Aim of the task:
Leaving out the pictures, retype all the material exactly.

[Data listing]
---+---
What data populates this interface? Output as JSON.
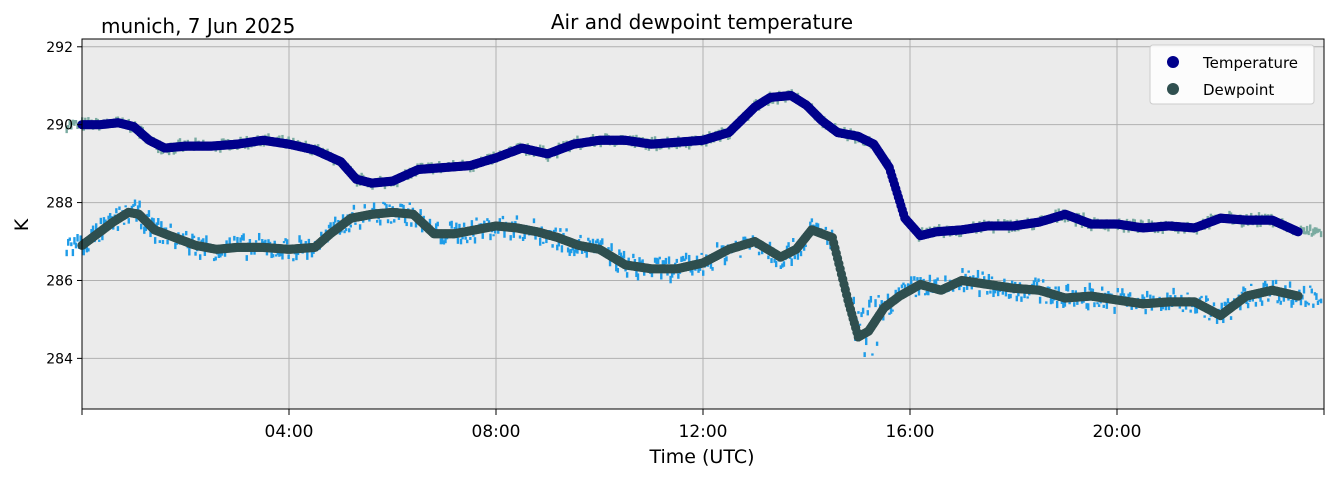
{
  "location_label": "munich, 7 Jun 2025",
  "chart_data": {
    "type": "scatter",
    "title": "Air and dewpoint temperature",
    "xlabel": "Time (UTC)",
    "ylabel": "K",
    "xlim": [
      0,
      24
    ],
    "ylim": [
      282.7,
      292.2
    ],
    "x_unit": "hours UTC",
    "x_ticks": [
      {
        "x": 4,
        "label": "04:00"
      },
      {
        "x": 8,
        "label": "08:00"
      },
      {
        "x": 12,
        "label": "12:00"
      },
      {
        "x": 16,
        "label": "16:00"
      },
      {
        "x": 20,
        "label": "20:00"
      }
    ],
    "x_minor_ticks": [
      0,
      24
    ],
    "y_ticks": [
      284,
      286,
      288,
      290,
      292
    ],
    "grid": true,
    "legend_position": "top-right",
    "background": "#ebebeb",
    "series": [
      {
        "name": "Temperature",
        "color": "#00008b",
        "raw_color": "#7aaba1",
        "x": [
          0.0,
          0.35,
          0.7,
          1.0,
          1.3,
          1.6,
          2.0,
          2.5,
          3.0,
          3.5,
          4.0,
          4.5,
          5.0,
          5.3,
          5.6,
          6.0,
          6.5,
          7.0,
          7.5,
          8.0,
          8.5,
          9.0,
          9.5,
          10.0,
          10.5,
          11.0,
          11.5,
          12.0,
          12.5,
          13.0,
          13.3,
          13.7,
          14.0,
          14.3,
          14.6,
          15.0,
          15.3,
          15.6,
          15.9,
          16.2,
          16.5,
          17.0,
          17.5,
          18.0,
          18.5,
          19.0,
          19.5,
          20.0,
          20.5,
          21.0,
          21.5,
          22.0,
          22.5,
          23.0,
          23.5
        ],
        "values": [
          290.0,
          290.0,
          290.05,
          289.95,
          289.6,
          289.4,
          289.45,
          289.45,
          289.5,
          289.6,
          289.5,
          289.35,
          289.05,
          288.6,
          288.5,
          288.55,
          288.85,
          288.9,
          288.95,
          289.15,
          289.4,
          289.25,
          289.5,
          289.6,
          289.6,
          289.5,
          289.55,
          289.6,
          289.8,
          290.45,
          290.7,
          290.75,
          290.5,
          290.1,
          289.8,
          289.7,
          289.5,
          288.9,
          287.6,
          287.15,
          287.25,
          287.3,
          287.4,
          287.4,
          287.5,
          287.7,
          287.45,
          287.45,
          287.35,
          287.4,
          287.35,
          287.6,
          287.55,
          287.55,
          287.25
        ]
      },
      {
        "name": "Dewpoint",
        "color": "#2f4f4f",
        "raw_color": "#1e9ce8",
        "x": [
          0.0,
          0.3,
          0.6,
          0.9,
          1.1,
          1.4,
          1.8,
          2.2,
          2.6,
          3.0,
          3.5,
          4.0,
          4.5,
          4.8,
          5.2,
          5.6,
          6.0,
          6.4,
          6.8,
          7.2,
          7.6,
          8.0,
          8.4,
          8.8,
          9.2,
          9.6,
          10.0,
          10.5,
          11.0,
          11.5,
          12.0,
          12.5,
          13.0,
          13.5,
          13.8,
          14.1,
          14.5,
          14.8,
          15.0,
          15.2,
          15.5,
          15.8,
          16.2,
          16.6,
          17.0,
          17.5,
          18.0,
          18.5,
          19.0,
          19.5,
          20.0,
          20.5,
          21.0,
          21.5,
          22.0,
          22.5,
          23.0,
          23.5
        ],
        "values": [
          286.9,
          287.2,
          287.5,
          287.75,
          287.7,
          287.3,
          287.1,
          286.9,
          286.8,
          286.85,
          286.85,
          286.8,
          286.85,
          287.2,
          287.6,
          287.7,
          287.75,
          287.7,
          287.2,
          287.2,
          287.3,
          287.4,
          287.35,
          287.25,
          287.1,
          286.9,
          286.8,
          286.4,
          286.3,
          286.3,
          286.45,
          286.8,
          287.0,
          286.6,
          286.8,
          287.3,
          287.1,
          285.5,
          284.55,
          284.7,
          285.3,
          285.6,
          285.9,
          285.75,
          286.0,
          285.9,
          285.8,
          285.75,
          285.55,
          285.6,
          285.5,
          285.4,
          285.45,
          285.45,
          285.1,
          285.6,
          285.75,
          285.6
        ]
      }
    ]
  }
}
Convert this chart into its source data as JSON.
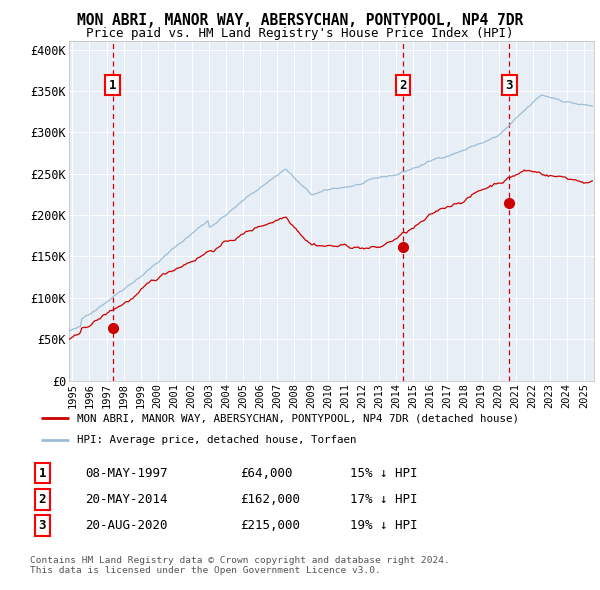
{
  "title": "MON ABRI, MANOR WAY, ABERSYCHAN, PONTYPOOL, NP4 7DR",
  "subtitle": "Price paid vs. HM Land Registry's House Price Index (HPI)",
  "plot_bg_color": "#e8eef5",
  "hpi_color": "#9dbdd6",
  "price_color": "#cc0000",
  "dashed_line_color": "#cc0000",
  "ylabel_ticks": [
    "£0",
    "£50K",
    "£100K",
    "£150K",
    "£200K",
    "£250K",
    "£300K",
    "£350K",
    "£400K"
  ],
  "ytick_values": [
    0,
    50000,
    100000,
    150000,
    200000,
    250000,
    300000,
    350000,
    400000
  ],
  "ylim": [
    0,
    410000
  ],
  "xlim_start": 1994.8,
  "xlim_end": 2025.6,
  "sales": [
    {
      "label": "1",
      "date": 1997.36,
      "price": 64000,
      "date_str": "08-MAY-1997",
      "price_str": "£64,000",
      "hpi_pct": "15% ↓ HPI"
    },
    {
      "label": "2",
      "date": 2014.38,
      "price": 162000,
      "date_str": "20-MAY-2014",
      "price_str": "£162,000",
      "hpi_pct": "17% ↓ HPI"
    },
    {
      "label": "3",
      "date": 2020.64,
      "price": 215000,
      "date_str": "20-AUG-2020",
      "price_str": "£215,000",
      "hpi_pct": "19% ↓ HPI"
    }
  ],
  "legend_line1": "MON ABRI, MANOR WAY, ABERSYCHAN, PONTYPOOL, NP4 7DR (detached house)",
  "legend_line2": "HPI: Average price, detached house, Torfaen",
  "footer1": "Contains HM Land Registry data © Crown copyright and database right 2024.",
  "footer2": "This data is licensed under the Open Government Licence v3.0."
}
---+---
Exercise response:
What data populates this interface? Output as JSON.
{
  "location_label": "munich, 7 Jun 2025",
  "chart_data": {
    "type": "scatter",
    "title": "Air and dewpoint temperature",
    "xlabel": "Time (UTC)",
    "ylabel": "K",
    "xlim": [
      0,
      24
    ],
    "ylim": [
      282.7,
      292.2
    ],
    "x_unit": "hours UTC",
    "x_ticks": [
      {
        "x": 4,
        "label": "04:00"
      },
      {
        "x": 8,
        "label": "08:00"
      },
      {
        "x": 12,
        "label": "12:00"
      },
      {
        "x": 16,
        "label": "16:00"
      },
      {
        "x": 20,
        "label": "20:00"
      }
    ],
    "x_minor_ticks": [
      0,
      24
    ],
    "y_ticks": [
      284,
      286,
      288,
      290,
      292
    ],
    "grid": true,
    "legend_position": "top-right",
    "background": "#ebebeb",
    "series": [
      {
        "name": "Temperature",
        "color": "#00008b",
        "raw_color": "#7aaba1",
        "x": [
          0.0,
          0.35,
          0.7,
          1.0,
          1.3,
          1.6,
          2.0,
          2.5,
          3.0,
          3.5,
          4.0,
          4.5,
          5.0,
          5.3,
          5.6,
          6.0,
          6.5,
          7.0,
          7.5,
          8.0,
          8.5,
          9.0,
          9.5,
          10.0,
          10.5,
          11.0,
          11.5,
          12.0,
          12.5,
          13.0,
          13.3,
          13.7,
          14.0,
          14.3,
          14.6,
          15.0,
          15.3,
          15.6,
          15.9,
          16.2,
          16.5,
          17.0,
          17.5,
          18.0,
          18.5,
          19.0,
          19.5,
          20.0,
          20.5,
          21.0,
          21.5,
          22.0,
          22.5,
          23.0,
          23.5
        ],
        "values": [
          290.0,
          290.0,
          290.05,
          289.95,
          289.6,
          289.4,
          289.45,
          289.45,
          289.5,
          289.6,
          289.5,
          289.35,
          289.05,
          288.6,
          288.5,
          288.55,
          288.85,
          288.9,
          288.95,
          289.15,
          289.4,
          289.25,
          289.5,
          289.6,
          289.6,
          289.5,
          289.55,
          289.6,
          289.8,
          290.45,
          290.7,
          290.75,
          290.5,
          290.1,
          289.8,
          289.7,
          289.5,
          288.9,
          287.6,
          287.15,
          287.25,
          287.3,
          287.4,
          287.4,
          287.5,
          287.7,
          287.45,
          287.45,
          287.35,
          287.4,
          287.35,
          287.6,
          287.55,
          287.55,
          287.25
        ]
      },
      {
        "name": "Dewpoint",
        "color": "#2f4f4f",
        "raw_color": "#1e9ce8",
        "x": [
          0.0,
          0.3,
          0.6,
          0.9,
          1.1,
          1.4,
          1.8,
          2.2,
          2.6,
          3.0,
          3.5,
          4.0,
          4.5,
          4.8,
          5.2,
          5.6,
          6.0,
          6.4,
          6.8,
          7.2,
          7.6,
          8.0,
          8.4,
          8.8,
          9.2,
          9.6,
          10.0,
          10.5,
          11.0,
          11.5,
          12.0,
          12.5,
          13.0,
          13.5,
          13.8,
          14.1,
          14.5,
          14.8,
          15.0,
          15.2,
          15.5,
          15.8,
          16.2,
          16.6,
          17.0,
          17.5,
          18.0,
          18.5,
          19.0,
          19.5,
          20.0,
          20.5,
          21.0,
          21.5,
          22.0,
          22.5,
          23.0,
          23.5
        ],
        "values": [
          286.9,
          287.2,
          287.5,
          287.75,
          287.7,
          287.3,
          287.1,
          286.9,
          286.8,
          286.85,
          286.85,
          286.8,
          286.85,
          287.2,
          287.6,
          287.7,
          287.75,
          287.7,
          287.2,
          287.2,
          287.3,
          287.4,
          287.35,
          287.25,
          287.1,
          286.9,
          286.8,
          286.4,
          286.3,
          286.3,
          286.45,
          286.8,
          287.0,
          286.6,
          286.8,
          287.3,
          287.1,
          285.5,
          284.55,
          284.7,
          285.3,
          285.6,
          285.9,
          285.75,
          286.0,
          285.9,
          285.8,
          285.75,
          285.55,
          285.6,
          285.5,
          285.4,
          285.45,
          285.45,
          285.1,
          285.6,
          285.75,
          285.6
        ]
      }
    ]
  }
}
Convert this chart into its source data as JSON.
{
  "title": "MON ABRI, MANOR WAY, ABERSYCHAN, PONTYPOOL, NP4 7DR",
  "subtitle": "Price paid vs. HM Land Registry's House Price Index (HPI)",
  "plot_bg_color": "#e8eef5",
  "hpi_color": "#9dbdd6",
  "price_color": "#cc0000",
  "dashed_line_color": "#cc0000",
  "ylabel_ticks": [
    "£0",
    "£50K",
    "£100K",
    "£150K",
    "£200K",
    "£250K",
    "£300K",
    "£350K",
    "£400K"
  ],
  "ytick_values": [
    0,
    50000,
    100000,
    150000,
    200000,
    250000,
    300000,
    350000,
    400000
  ],
  "ylim": [
    0,
    410000
  ],
  "xlim_start": 1994.8,
  "xlim_end": 2025.6,
  "sales": [
    {
      "label": "1",
      "date": 1997.36,
      "price": 64000,
      "date_str": "08-MAY-1997",
      "price_str": "£64,000",
      "hpi_pct": "15% ↓ HPI"
    },
    {
      "label": "2",
      "date": 2014.38,
      "price": 162000,
      "date_str": "20-MAY-2014",
      "price_str": "£162,000",
      "hpi_pct": "17% ↓ HPI"
    },
    {
      "label": "3",
      "date": 2020.64,
      "price": 215000,
      "date_str": "20-AUG-2020",
      "price_str": "£215,000",
      "hpi_pct": "19% ↓ HPI"
    }
  ],
  "legend_line1": "MON ABRI, MANOR WAY, ABERSYCHAN, PONTYPOOL, NP4 7DR (detached house)",
  "legend_line2": "HPI: Average price, detached house, Torfaen",
  "footer1": "Contains HM Land Registry data © Crown copyright and database right 2024.",
  "footer2": "This data is licensed under the Open Government Licence v3.0."
}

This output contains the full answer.